Task brief:
Lay out each line of the listing below as a numbered list, omitting any blank lines.

---+---

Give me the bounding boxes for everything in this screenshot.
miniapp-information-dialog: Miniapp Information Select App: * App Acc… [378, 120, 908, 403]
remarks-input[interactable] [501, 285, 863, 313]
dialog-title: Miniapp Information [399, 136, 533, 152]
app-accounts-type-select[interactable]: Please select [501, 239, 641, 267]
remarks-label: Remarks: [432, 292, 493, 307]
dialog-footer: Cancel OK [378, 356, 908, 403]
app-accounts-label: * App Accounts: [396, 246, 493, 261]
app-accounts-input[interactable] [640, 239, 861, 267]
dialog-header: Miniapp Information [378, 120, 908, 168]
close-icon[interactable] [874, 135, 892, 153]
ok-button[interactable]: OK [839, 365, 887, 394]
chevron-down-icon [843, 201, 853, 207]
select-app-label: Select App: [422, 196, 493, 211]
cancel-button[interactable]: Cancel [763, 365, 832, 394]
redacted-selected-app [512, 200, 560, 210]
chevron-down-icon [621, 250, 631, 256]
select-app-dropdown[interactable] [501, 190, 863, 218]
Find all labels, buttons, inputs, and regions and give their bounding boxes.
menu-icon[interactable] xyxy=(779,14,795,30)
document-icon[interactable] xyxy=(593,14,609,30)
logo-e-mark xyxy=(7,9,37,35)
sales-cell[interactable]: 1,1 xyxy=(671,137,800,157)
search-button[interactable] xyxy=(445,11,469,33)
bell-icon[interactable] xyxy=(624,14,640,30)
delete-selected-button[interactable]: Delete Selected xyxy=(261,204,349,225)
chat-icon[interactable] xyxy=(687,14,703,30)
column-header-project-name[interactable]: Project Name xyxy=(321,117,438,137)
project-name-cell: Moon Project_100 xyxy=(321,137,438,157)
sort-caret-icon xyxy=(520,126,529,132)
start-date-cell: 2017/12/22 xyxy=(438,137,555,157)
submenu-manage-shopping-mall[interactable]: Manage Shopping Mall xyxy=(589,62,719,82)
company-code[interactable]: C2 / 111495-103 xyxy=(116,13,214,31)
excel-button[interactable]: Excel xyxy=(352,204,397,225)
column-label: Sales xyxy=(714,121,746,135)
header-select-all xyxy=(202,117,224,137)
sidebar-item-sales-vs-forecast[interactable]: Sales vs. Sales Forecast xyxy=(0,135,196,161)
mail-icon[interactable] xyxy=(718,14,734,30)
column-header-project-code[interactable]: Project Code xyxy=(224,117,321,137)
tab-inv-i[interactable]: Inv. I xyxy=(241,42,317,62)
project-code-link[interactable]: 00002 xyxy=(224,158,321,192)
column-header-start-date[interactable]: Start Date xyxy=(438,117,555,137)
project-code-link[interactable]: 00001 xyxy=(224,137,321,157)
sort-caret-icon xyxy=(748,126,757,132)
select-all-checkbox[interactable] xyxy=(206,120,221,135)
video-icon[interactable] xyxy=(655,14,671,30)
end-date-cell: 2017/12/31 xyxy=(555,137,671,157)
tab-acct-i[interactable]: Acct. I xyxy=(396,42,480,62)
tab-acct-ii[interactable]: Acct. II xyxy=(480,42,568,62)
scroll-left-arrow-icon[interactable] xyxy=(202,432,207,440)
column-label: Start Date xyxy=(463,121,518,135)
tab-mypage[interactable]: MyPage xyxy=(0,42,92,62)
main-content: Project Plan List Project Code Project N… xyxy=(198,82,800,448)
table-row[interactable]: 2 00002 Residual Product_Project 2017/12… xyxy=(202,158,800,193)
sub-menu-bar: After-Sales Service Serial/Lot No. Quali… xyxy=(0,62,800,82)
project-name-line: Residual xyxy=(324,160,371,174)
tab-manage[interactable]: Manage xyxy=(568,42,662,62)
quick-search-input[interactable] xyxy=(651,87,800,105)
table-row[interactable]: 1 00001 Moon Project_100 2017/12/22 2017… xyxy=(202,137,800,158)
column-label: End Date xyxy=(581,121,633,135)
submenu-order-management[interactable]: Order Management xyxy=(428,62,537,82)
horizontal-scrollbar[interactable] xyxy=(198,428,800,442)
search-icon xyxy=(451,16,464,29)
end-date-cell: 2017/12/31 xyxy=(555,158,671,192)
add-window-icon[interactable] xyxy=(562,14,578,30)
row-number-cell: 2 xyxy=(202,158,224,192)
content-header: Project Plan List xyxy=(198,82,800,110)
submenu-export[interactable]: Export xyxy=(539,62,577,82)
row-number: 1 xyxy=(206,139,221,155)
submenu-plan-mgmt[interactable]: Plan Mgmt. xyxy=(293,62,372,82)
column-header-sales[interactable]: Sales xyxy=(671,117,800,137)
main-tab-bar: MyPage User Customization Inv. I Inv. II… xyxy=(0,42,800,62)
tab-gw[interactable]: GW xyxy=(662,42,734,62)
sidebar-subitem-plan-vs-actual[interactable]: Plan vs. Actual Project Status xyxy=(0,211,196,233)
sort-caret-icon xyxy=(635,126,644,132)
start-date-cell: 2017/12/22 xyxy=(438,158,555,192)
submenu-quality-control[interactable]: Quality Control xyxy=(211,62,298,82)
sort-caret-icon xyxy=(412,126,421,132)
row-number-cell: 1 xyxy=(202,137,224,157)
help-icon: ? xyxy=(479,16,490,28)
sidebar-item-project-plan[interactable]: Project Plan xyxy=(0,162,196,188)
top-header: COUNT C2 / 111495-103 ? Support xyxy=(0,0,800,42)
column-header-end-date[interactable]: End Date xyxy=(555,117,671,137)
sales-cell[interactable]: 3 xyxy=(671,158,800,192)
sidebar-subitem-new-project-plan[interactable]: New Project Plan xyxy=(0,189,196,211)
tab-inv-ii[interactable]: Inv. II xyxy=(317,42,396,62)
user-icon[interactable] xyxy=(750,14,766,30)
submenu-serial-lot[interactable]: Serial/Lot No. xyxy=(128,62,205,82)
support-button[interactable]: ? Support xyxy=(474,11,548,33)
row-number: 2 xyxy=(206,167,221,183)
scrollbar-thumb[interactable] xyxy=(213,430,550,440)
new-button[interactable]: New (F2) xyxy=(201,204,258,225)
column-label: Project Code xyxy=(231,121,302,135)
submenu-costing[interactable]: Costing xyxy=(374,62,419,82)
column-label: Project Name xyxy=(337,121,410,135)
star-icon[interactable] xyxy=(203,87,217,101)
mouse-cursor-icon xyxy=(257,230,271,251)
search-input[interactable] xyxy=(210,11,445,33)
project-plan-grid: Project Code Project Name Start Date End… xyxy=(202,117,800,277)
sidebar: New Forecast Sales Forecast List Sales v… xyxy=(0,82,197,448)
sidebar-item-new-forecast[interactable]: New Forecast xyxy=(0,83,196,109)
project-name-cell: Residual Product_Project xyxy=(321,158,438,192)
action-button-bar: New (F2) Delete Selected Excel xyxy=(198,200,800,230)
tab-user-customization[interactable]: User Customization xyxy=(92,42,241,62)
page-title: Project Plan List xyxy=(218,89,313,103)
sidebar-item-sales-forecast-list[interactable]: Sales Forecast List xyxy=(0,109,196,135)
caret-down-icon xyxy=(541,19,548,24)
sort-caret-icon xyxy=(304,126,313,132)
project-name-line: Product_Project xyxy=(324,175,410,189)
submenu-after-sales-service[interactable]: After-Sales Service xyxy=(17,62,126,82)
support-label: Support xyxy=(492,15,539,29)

---+---

Solution for this exercise:
1. Give me the bounding boxes for everything in this screenshot.
2. miniapp-information-dialog: Miniapp Information Select App: * App Acc… [378, 120, 908, 403]
3. remarks-input[interactable] [501, 285, 863, 313]
4. dialog-title: Miniapp Information [399, 136, 533, 152]
5. app-accounts-type-select[interactable]: Please select [501, 239, 641, 267]
6. remarks-label: Remarks: [432, 292, 493, 307]
7. dialog-footer: Cancel OK [378, 356, 908, 403]
8. app-accounts-label: * App Accounts: [396, 246, 493, 261]
9. app-accounts-input[interactable] [640, 239, 861, 267]
10. dialog-header: Miniapp Information [378, 120, 908, 168]
11. close-icon[interactable] [874, 135, 892, 153]
12. ok-button[interactable]: OK [839, 365, 887, 394]
13. chevron-down-icon [843, 201, 853, 207]
14. select-app-label: Select App: [422, 196, 493, 211]
15. cancel-button[interactable]: Cancel [763, 365, 832, 394]
16. redacted-selected-app [512, 200, 560, 210]
17. chevron-down-icon [621, 250, 631, 256]
18. select-app-dropdown[interactable] [501, 190, 863, 218]
19. Find all labels, buttons, inputs, and regions and give their bounding boxes.
20. menu-icon[interactable] xyxy=(779,14,795,30)
21. document-icon[interactable] xyxy=(593,14,609,30)
22. logo-e-mark xyxy=(7,9,37,35)
23. sales-cell[interactable]: 1,1 xyxy=(671,137,800,157)
24. search-button[interactable] xyxy=(445,11,469,33)
25. bell-icon[interactable] xyxy=(624,14,640,30)
26. delete-selected-button[interactable]: Delete Selected xyxy=(261,204,349,225)
27. chat-icon[interactable] xyxy=(687,14,703,30)
28. column-header-project-name[interactable]: Project Name xyxy=(321,117,438,137)
29. project-name-cell: Moon Project_100 xyxy=(321,137,438,157)
30. sort-caret-icon xyxy=(520,126,529,132)
31. start-date-cell: 2017/12/22 xyxy=(438,137,555,157)
32. submenu-manage-shopping-mall[interactable]: Manage Shopping Mall xyxy=(589,62,719,82)
33. company-code[interactable]: C2 / 111495-103 xyxy=(116,13,214,31)
34. excel-button[interactable]: Excel xyxy=(352,204,397,225)
35. column-label: Sales xyxy=(714,121,746,135)
36. header-select-all xyxy=(202,117,224,137)
37. sidebar-item-sales-vs-forecast[interactable]: Sales vs. Sales Forecast xyxy=(0,135,196,161)
38. mail-icon[interactable] xyxy=(718,14,734,30)
39. column-header-project-code[interactable]: Project Code xyxy=(224,117,321,137)
40. tab-inv-i[interactable]: Inv. I xyxy=(241,42,317,62)
41. project-code-link[interactable]: 00002 xyxy=(224,158,321,192)
42. column-header-start-date[interactable]: Start Date xyxy=(438,117,555,137)
43. project-code-link[interactable]: 00001 xyxy=(224,137,321,157)
44. sort-caret-icon xyxy=(748,126,757,132)
45. select-all-checkbox[interactable] xyxy=(206,120,221,135)
46. video-icon[interactable] xyxy=(655,14,671,30)
47. end-date-cell: 2017/12/31 xyxy=(555,137,671,157)
48. tab-acct-i[interactable]: Acct. I xyxy=(396,42,480,62)
49. tab-acct-ii[interactable]: Acct. II xyxy=(480,42,568,62)
50. scroll-left-arrow-icon[interactable] xyxy=(202,432,207,440)
51. column-label: Start Date xyxy=(463,121,518,135)
52. tab-mypage[interactable]: MyPage xyxy=(0,42,92,62)
53. main-content: Project Plan List Project Code Project N… xyxy=(198,82,800,448)
54. table-row[interactable]: 2 00002 Residual Product_Project 2017/12… xyxy=(202,158,800,193)
55. sub-menu-bar: After-Sales Service Serial/Lot No. Quali… xyxy=(0,62,800,82)
56. project-name-line: Residual xyxy=(324,160,371,174)
57. tab-manage[interactable]: Manage xyxy=(568,42,662,62)
58. quick-search-input[interactable] xyxy=(651,87,800,105)
59. table-row[interactable]: 1 00001 Moon Project_100 2017/12/22 2017… xyxy=(202,137,800,158)
60. column-label: End Date xyxy=(581,121,633,135)
61. submenu-order-management[interactable]: Order Management xyxy=(428,62,537,82)
62. horizontal-scrollbar[interactable] xyxy=(198,428,800,442)
63. search-icon xyxy=(451,16,464,29)
64. end-date-cell: 2017/12/31 xyxy=(555,158,671,192)
65. add-window-icon[interactable] xyxy=(562,14,578,30)
66. row-number-cell: 2 xyxy=(202,158,224,192)
67. content-header: Project Plan List xyxy=(198,82,800,110)
68. submenu-export[interactable]: Export xyxy=(539,62,577,82)
69. row-number: 1 xyxy=(206,139,221,155)
70. submenu-plan-mgmt[interactable]: Plan Mgmt. xyxy=(293,62,372,82)
71. column-header-sales[interactable]: Sales xyxy=(671,117,800,137)
72. main-tab-bar: MyPage User Customization Inv. I Inv. II… xyxy=(0,42,800,62)
73. tab-gw[interactable]: GW xyxy=(662,42,734,62)
74. sidebar-subitem-plan-vs-actual[interactable]: Plan vs. Actual Project Status xyxy=(0,211,196,233)
75. sort-caret-icon xyxy=(635,126,644,132)
76. start-date-cell: 2017/12/22 xyxy=(438,158,555,192)
77. submenu-quality-control[interactable]: Quality Control xyxy=(211,62,298,82)
78. sort-caret-icon xyxy=(412,126,421,132)
79. row-number-cell: 1 xyxy=(202,137,224,157)
80. help-icon: ? xyxy=(479,16,490,28)
81. sidebar-item-project-plan[interactable]: Project Plan xyxy=(0,162,196,188)
82. top-header: COUNT C2 / 111495-103 ? Support xyxy=(0,0,800,42)
83. column-header-end-date[interactable]: End Date xyxy=(555,117,671,137)
84. sales-cell[interactable]: 3 xyxy=(671,158,800,192)
85. sidebar-subitem-new-project-plan[interactable]: New Project Plan xyxy=(0,189,196,211)
86. tab-inv-ii[interactable]: Inv. II xyxy=(317,42,396,62)
87. user-icon[interactable] xyxy=(750,14,766,30)
88. submenu-serial-lot[interactable]: Serial/Lot No. xyxy=(128,62,205,82)
89. support-button[interactable]: ? Support xyxy=(474,11,548,33)
90. row-number: 2 xyxy=(206,167,221,183)
91. scrollbar-thumb[interactable] xyxy=(213,430,550,440)
92. new-button[interactable]: New (F2) xyxy=(201,204,258,225)
93. column-label: Project Code xyxy=(231,121,302,135)
94. submenu-costing[interactable]: Costing xyxy=(374,62,419,82)
95. column-label: Project Name xyxy=(337,121,410,135)
96. star-icon[interactable] xyxy=(203,87,217,101)
97. mouse-cursor-icon xyxy=(257,230,271,251)
98. search-input[interactable] xyxy=(210,11,445,33)
99. project-plan-grid: Project Code Project Name Start Date End… xyxy=(202,117,800,277)
100. sidebar: New Forecast Sales Forecast List Sales v… xyxy=(0,82,197,448)
101. sidebar-item-new-forecast[interactable]: New Forecast xyxy=(0,83,196,109)
102. project-name-cell: Residual Product_Project xyxy=(321,158,438,192)
103. action-button-bar: New (F2) Delete Selected Excel xyxy=(198,200,800,230)
104. tab-user-customization[interactable]: User Customization xyxy=(92,42,241,62)
105. page-title: Project Plan List xyxy=(218,89,313,103)
106. sidebar-item-sales-forecast-list[interactable]: Sales Forecast List xyxy=(0,109,196,135)
107. caret-down-icon xyxy=(541,19,548,24)
108. sort-caret-icon xyxy=(304,126,313,132)
109. project-name-line: Product_Project xyxy=(324,175,410,189)
110. submenu-after-sales-service[interactable]: After-Sales Service xyxy=(17,62,126,82)
111. support-label: Support xyxy=(492,15,539,29)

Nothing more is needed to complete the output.